=== Exercise requirements ===
Every entry must be duplicated precisely as written.

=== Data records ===

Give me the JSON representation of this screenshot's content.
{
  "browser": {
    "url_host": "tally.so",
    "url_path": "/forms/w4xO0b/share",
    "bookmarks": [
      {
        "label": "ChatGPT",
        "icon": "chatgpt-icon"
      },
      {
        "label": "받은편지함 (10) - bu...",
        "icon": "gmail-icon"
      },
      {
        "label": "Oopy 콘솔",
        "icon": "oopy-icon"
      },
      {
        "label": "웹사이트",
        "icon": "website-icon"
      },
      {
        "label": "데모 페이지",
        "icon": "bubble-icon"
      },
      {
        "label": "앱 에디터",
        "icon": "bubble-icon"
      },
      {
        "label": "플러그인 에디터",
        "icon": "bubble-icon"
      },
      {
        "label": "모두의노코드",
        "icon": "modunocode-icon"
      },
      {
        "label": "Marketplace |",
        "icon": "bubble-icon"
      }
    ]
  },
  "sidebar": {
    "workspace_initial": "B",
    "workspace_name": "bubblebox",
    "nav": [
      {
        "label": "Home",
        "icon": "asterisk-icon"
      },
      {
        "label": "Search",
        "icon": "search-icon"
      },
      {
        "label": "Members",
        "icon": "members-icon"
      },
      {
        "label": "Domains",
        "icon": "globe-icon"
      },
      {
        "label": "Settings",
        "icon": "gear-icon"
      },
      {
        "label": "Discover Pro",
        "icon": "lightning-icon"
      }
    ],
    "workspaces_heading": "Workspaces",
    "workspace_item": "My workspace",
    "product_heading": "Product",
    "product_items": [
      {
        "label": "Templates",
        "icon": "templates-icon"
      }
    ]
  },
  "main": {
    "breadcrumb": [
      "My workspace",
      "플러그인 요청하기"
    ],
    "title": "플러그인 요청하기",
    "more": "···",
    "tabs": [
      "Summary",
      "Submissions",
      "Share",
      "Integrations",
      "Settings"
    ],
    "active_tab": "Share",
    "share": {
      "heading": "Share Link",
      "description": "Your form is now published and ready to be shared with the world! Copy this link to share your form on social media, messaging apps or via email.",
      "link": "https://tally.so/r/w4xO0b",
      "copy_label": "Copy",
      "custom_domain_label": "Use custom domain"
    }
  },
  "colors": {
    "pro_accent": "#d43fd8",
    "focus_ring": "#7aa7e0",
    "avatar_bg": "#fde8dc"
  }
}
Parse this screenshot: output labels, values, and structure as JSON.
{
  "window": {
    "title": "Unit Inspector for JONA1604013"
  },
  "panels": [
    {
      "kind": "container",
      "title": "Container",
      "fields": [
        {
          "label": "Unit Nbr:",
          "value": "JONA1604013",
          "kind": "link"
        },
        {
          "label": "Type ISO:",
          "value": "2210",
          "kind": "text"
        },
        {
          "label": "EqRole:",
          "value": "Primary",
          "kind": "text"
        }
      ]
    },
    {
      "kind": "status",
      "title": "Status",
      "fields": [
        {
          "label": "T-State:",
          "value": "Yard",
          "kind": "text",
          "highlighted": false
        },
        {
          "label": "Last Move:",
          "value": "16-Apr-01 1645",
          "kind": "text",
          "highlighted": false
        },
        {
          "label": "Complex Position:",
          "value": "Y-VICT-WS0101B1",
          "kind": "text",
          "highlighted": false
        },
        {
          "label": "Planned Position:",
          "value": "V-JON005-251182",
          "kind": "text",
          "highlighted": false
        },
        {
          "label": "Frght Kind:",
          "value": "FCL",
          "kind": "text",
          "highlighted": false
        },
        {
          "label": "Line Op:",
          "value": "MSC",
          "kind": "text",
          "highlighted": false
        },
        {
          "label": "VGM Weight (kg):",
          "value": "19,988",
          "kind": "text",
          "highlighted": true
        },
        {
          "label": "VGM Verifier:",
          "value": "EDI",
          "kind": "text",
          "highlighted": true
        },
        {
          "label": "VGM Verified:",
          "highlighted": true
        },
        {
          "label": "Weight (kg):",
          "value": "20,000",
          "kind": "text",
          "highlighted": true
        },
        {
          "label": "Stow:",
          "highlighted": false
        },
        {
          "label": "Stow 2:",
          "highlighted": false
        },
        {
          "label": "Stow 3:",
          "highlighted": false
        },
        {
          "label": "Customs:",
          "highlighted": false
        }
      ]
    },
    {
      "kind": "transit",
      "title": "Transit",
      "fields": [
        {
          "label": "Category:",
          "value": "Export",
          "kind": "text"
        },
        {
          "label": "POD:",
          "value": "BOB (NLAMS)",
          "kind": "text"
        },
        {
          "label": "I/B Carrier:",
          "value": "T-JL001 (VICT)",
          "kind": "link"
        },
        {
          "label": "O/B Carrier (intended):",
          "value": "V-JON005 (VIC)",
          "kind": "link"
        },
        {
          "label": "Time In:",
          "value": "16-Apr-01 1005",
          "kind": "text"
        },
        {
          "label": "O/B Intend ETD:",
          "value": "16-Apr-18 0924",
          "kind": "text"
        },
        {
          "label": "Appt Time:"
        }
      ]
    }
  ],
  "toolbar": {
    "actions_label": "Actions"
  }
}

=== Right answer ===
Give me the JSON representation of this screenshot's content.
{
  "browser": {
    "url_host": "tally.so",
    "url_path": "/forms/w4xO0b/share",
    "bookmarks": [
      {
        "label": "ChatGPT",
        "icon": "chatgpt-icon"
      },
      {
        "label": "받은편지함 (10) - bu...",
        "icon": "gmail-icon"
      },
      {
        "label": "Oopy 콘솔",
        "icon": "oopy-icon"
      },
      {
        "label": "웹사이트",
        "icon": "website-icon"
      },
      {
        "label": "데모 페이지",
        "icon": "bubble-icon"
      },
      {
        "label": "앱 에디터",
        "icon": "bubble-icon"
      },
      {
        "label": "플러그인 에디터",
        "icon": "bubble-icon"
      },
      {
        "label": "모두의노코드",
        "icon": "modunocode-icon"
      },
      {
        "label": "Marketplace |",
        "icon": "bubble-icon"
      }
    ]
  },
  "sidebar": {
    "workspace_initial": "B",
    "workspace_name": "bubblebox",
    "nav": [
      {
        "label": "Home",
        "icon": "asterisk-icon"
      },
      {
        "label": "Search",
        "icon": "search-icon"
      },
      {
        "label": "Members",
        "icon": "members-icon"
      },
      {
        "label": "Domains",
        "icon": "globe-icon"
      },
      {
        "label": "Settings",
        "icon": "gear-icon"
      },
      {
        "label": "Discover Pro",
        "icon": "lightning-icon"
      }
    ],
    "workspaces_heading": "Workspaces",
    "workspace_item": "My workspace",
    "product_heading": "Product",
    "product_items": [
      {
        "label": "Templates",
        "icon": "templates-icon"
      }
    ]
  },
  "main": {
    "breadcrumb": [
      "My workspace",
      "플러그인 요청하기"
    ],
    "title": "플러그인 요청하기",
    "more": "···",
    "tabs": [
      "Summary",
      "Submissions",
      "Share",
      "Integrations",
      "Settings"
    ],
    "active_tab": "Share",
    "share": {
      "heading": "Share Link",
      "description": "Your form is now published and ready to be shared with the world! Copy this link to share your form on social media, messaging apps or via email.",
      "link": "https://tally.so/r/w4xO0b",
      "copy_label": "Copy",
      "custom_domain_label": "Use custom domain"
    }
  },
  "colors": {
    "pro_accent": "#d43fd8",
    "focus_ring": "#7aa7e0",
    "avatar_bg": "#fde8dc"
  }
}
Parse this screenshot: output labels, values, and structure as JSON.
{
  "window": {
    "title": "Unit Inspector for JONA1604013"
  },
  "panels": [
    {
      "kind": "container",
      "title": "Container",
      "fields": [
        {
          "label": "Unit Nbr:",
          "value": "JONA1604013",
          "kind": "link"
        },
        {
          "label": "Type ISO:",
          "value": "2210",
          "kind": "text"
        },
        {
          "label": "EqRole:",
          "value": "Primary",
          "kind": "text"
        }
      ]
    },
    {
      "kind": "status",
      "title": "Status",
      "fields": [
        {
          "label": "T-State:",
          "value": "Yard",
          "kind": "text",
          "highlighted": false
        },
        {
          "label": "Last Move:",
          "value": "16-Apr-01 1645",
          "kind": "text",
          "highlighted": false
        },
        {
          "label": "Complex Position:",
          "value": "Y-VICT-WS0101B1",
          "kind": "text",
          "highlighted": false
        },
        {
          "label": "Planned Position:",
          "value": "V-JON005-251182",
          "kind": "text",
          "highlighted": false
        },
        {
          "label": "Frght Kind:",
          "value": "FCL",
          "kind": "text",
          "highlighted": false
        },
        {
          "label": "Line Op:",
          "value": "MSC",
          "kind": "text",
          "highlighted": false
        },
        {
          "label": "VGM Weight (kg):",
          "value": "19,988",
          "kind": "text",
          "highlighted": true
        },
        {
          "label": "VGM Verifier:",
          "value": "EDI",
          "kind": "text",
          "highlighted": true
        },
        {
          "label": "VGM Verified:",
          "highlighted": true
        },
        {
          "label": "Weight (kg):",
          "value": "20,000",
          "kind": "text",
          "highlighted": true
        },
        {
          "label": "Stow:",
          "highlighted": false
        },
        {
          "label": "Stow 2:",
          "highlighted": false
        },
        {
          "label": "Stow 3:",
          "highlighted": false
        },
        {
          "label": "Customs:",
          "highlighted": false
        }
      ]
    },
    {
      "kind": "transit",
      "title": "Transit",
      "fields": [
        {
          "label": "Category:",
          "value": "Export",
          "kind": "text"
        },
        {
          "label": "POD:",
          "value": "BOB (NLAMS)",
          "kind": "text"
        },
        {
          "label": "I/B Carrier:",
          "value": "T-JL001 (VICT)",
          "kind": "link"
        },
        {
          "label": "O/B Carrier (intended):",
          "value": "V-JON005 (VIC)",
          "kind": "link"
        },
        {
          "label": "Time In:",
          "value": "16-Apr-01 1005",
          "kind": "text"
        },
        {
          "label": "O/B Intend ETD:",
          "value": "16-Apr-18 0924",
          "kind": "text"
        },
        {
          "label": "Appt Time:"
        }
      ]
    }
  ],
  "toolbar": {
    "actions_label": "Actions"
  }
}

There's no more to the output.